• Given records:
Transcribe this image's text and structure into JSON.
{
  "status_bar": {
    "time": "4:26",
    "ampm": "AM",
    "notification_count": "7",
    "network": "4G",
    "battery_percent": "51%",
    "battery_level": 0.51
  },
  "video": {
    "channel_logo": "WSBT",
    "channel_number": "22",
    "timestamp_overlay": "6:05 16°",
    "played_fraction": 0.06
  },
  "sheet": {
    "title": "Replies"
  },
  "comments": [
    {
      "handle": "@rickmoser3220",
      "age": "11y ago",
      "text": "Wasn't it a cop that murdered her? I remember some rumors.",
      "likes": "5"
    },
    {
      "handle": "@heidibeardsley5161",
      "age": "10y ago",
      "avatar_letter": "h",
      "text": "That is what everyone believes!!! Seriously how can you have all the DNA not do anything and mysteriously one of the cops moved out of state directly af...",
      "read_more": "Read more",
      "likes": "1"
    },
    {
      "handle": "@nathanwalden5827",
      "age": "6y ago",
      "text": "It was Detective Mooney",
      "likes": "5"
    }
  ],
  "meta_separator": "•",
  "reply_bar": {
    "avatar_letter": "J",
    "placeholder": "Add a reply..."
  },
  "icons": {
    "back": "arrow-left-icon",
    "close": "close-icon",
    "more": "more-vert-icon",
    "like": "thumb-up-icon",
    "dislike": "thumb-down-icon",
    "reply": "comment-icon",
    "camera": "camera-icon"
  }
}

• What is needed: Find the word "text" in the entries above and gather every line that holds it.

• Written solution:
Transcribe this image's text and structure into JSON.
      "text": "Wasn't it a cop that murdered her? I remember some rumors.",
      "text": "That is what everyone believes!!! Seriously how can you have all the DNA not do anything and mysteriously one of the cops moved out of state directly af...",
      "text": "It was Detective Mooney",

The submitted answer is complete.